Items from a data source:
»»
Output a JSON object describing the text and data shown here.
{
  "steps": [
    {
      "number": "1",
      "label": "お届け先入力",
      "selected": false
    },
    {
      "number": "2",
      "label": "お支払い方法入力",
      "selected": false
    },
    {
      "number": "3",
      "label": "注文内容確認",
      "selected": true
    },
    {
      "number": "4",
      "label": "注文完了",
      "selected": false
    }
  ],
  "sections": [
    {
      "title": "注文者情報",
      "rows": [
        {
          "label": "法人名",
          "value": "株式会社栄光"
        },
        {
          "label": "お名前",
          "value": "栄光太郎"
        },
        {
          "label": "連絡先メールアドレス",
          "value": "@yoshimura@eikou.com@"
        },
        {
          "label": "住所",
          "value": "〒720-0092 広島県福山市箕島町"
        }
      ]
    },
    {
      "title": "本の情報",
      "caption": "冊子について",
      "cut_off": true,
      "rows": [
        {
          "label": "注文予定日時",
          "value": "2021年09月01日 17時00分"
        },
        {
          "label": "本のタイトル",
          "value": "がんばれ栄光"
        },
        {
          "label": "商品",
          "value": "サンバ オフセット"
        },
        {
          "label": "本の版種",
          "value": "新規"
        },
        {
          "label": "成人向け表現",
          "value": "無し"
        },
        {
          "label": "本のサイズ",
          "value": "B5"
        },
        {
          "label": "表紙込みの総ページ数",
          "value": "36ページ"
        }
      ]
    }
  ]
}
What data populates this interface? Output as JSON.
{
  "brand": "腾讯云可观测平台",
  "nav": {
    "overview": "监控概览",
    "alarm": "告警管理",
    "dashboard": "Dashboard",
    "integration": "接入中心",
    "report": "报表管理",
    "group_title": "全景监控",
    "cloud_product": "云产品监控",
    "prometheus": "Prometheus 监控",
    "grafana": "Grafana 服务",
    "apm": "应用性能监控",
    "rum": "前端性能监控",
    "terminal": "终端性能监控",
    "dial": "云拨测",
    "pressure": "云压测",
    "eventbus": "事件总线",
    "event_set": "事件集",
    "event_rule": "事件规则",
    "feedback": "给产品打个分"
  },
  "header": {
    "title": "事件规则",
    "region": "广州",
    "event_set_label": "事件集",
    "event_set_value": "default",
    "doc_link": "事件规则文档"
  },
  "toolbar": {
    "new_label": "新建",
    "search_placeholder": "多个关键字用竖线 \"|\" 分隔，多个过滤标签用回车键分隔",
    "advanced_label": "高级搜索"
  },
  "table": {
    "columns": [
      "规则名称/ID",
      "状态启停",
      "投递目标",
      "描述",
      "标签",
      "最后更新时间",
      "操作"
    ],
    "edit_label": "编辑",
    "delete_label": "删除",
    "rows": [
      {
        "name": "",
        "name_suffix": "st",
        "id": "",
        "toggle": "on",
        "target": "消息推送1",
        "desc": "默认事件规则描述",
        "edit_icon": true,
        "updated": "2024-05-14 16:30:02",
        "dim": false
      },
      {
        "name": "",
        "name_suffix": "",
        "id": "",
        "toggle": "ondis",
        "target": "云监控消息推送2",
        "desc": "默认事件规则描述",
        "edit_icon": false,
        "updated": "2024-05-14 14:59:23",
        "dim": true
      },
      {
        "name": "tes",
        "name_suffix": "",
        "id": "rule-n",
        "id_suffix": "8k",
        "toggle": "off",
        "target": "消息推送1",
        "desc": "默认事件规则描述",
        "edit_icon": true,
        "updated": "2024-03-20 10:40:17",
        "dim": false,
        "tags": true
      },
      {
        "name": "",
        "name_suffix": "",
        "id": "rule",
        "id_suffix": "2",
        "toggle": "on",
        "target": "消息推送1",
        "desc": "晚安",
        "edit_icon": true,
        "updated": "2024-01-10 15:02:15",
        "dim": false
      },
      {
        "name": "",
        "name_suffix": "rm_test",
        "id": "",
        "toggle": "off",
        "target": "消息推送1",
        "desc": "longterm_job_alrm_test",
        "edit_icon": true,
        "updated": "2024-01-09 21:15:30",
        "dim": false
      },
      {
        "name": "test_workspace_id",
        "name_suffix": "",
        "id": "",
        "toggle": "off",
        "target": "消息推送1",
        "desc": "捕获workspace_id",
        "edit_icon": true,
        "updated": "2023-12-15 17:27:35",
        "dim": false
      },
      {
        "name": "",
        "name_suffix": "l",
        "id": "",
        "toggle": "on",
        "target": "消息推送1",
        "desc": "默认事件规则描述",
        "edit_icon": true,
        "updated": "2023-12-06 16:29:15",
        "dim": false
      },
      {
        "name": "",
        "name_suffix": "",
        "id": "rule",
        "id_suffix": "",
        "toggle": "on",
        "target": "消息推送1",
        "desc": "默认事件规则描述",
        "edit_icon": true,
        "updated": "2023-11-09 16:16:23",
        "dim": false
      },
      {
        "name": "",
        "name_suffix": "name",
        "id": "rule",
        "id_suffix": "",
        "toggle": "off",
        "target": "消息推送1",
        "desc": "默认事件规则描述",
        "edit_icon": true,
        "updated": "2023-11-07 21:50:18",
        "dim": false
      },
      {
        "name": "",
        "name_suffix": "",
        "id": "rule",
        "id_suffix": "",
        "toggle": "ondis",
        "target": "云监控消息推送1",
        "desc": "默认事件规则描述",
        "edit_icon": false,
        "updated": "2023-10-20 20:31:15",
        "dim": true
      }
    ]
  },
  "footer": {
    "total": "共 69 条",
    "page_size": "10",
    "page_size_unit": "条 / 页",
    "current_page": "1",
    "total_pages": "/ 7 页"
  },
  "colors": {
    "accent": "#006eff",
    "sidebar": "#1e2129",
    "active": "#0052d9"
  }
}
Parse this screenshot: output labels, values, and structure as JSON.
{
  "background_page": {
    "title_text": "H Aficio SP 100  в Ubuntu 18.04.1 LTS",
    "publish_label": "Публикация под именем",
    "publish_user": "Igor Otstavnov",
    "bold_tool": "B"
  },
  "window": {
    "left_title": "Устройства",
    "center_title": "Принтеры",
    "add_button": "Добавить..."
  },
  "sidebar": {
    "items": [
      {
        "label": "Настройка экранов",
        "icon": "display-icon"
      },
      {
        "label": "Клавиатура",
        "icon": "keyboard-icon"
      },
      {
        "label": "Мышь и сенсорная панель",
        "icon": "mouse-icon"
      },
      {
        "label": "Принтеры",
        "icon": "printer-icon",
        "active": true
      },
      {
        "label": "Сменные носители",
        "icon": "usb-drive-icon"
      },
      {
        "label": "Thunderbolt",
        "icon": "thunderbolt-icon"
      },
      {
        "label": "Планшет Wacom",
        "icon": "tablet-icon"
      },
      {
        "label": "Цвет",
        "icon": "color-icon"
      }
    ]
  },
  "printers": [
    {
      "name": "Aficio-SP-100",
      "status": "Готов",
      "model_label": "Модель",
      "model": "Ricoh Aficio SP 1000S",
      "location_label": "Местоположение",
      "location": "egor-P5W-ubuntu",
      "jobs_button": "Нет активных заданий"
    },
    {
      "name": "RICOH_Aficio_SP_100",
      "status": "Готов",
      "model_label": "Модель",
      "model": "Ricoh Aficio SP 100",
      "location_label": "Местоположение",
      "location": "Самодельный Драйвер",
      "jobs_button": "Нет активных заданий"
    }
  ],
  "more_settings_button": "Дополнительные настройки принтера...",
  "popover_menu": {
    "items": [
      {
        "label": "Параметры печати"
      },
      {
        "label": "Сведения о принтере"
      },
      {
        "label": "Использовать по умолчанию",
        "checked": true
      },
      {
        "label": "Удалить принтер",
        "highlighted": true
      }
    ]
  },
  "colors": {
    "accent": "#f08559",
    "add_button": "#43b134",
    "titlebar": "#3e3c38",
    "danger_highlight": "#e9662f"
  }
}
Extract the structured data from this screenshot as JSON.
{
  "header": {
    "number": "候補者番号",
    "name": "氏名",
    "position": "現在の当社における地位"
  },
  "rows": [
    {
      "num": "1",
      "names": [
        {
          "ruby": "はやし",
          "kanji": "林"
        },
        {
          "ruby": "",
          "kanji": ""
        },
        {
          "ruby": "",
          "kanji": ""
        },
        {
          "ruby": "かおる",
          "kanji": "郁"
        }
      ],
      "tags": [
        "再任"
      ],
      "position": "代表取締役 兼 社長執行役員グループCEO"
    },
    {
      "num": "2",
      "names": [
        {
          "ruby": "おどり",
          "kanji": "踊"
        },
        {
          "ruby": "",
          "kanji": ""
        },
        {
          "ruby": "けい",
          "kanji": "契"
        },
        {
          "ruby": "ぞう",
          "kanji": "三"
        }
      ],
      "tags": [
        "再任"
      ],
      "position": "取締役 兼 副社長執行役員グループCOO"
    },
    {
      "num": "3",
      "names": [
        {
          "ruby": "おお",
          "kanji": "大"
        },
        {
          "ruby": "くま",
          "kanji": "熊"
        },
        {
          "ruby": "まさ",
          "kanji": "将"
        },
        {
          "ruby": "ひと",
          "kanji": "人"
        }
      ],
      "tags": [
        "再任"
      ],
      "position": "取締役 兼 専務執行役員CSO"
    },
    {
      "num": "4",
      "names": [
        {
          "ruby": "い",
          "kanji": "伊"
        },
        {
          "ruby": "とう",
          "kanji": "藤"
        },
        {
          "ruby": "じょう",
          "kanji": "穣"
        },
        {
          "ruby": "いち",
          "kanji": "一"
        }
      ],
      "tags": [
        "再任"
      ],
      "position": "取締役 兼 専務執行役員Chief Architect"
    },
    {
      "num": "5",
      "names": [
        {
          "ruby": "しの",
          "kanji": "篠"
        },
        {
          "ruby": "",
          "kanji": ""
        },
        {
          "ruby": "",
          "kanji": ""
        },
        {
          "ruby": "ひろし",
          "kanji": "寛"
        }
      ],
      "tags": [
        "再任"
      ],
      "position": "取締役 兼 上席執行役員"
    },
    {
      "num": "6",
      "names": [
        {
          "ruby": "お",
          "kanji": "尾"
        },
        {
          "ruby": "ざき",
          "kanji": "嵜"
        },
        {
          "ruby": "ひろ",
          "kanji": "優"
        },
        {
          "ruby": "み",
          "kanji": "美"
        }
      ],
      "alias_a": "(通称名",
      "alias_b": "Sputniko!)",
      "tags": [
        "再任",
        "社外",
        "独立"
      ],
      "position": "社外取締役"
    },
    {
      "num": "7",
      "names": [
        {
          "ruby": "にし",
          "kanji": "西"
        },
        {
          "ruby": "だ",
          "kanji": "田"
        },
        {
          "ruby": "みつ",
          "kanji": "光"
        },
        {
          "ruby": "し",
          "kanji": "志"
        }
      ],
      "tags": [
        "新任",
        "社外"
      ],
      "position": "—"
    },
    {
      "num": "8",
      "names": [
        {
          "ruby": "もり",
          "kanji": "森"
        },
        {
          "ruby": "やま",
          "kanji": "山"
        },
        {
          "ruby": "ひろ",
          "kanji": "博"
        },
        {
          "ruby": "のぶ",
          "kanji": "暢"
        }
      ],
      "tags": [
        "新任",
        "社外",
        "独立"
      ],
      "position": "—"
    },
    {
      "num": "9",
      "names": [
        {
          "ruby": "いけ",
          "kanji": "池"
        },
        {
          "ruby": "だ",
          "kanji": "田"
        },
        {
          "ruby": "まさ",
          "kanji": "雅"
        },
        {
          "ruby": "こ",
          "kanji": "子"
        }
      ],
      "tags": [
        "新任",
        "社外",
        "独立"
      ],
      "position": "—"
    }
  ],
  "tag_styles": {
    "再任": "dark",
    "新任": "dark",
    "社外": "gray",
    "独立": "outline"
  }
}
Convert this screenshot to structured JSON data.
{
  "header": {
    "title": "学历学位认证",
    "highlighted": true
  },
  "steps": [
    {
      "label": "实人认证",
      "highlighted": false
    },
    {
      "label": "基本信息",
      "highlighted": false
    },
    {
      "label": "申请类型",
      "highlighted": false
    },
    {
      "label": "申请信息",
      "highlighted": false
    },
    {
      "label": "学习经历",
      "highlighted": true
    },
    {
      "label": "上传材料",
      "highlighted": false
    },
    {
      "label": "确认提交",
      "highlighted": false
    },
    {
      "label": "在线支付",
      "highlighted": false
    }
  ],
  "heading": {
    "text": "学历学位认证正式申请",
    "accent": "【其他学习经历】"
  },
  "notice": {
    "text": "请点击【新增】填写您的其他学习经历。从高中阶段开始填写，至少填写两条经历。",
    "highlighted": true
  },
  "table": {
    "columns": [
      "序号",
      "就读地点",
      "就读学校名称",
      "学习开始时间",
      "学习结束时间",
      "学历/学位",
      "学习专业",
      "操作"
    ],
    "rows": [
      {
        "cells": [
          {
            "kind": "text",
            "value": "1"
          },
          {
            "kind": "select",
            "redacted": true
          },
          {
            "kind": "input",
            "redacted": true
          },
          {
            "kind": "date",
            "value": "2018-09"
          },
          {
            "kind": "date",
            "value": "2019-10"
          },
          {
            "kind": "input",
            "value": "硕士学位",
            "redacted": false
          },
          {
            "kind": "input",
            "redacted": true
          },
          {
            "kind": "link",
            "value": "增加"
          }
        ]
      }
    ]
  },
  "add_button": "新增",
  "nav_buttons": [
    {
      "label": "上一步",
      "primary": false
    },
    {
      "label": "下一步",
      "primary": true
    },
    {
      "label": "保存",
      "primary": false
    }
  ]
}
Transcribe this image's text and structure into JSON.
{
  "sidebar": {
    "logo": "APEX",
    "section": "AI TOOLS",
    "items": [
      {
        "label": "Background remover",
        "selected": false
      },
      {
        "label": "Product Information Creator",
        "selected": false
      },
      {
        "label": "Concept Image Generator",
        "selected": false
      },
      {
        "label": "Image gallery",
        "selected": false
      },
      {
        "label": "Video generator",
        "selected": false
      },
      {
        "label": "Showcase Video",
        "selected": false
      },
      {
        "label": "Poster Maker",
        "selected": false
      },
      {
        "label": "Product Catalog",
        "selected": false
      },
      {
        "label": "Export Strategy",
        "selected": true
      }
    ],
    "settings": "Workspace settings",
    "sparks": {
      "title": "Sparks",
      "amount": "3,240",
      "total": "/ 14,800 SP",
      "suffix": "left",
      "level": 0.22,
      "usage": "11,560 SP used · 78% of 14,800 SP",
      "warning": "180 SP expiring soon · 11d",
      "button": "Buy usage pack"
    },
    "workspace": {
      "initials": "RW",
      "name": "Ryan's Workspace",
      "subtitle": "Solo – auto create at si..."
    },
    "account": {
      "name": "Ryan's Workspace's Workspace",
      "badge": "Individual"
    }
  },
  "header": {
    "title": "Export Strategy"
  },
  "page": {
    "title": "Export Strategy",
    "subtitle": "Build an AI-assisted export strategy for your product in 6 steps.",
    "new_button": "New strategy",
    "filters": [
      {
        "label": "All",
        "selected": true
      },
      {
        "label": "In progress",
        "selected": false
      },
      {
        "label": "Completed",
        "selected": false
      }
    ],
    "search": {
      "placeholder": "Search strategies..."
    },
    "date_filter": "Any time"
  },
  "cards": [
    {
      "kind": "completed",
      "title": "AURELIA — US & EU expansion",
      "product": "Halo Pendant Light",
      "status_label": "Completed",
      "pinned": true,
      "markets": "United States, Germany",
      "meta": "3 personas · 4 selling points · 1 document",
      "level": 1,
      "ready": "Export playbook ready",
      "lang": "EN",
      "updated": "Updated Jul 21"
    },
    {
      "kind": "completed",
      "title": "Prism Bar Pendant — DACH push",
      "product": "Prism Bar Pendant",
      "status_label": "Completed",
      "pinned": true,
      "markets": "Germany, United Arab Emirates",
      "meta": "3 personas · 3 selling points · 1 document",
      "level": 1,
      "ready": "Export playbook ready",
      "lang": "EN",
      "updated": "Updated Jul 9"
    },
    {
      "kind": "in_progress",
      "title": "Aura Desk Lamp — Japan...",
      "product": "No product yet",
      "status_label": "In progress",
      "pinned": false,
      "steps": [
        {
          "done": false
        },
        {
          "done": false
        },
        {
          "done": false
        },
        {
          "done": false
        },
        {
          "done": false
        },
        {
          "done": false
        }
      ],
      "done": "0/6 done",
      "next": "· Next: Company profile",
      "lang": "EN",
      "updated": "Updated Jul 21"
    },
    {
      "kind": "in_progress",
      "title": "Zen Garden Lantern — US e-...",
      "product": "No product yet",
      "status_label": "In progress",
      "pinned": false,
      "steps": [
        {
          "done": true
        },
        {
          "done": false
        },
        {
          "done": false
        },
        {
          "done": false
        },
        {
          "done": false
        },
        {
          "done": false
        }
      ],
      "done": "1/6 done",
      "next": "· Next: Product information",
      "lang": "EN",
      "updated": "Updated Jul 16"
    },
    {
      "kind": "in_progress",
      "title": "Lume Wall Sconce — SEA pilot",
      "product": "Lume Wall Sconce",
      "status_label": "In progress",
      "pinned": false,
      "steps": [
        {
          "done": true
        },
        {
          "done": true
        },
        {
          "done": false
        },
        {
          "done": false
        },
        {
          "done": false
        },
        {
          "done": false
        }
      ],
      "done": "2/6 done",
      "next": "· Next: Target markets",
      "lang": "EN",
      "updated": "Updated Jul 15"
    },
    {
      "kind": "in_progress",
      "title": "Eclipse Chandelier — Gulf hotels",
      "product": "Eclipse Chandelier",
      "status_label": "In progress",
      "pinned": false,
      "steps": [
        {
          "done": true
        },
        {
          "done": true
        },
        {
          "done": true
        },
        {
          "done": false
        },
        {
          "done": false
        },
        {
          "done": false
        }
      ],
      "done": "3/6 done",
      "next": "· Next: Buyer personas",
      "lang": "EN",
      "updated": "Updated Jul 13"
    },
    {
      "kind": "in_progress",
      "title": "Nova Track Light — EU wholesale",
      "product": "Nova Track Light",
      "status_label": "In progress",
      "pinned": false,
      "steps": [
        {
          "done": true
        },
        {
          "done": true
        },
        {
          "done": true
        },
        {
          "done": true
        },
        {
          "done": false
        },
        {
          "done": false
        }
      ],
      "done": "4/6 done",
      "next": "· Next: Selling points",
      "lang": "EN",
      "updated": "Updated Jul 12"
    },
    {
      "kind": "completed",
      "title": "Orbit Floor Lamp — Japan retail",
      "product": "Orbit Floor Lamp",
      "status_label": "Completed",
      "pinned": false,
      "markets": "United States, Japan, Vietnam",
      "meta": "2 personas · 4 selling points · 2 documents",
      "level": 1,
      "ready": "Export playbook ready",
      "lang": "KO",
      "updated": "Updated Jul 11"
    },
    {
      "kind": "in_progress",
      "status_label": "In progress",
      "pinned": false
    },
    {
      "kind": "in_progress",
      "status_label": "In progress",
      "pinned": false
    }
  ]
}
««
The task:
Count every line in the listing above that holds "accent", then report only the count.

Answer to this task:
3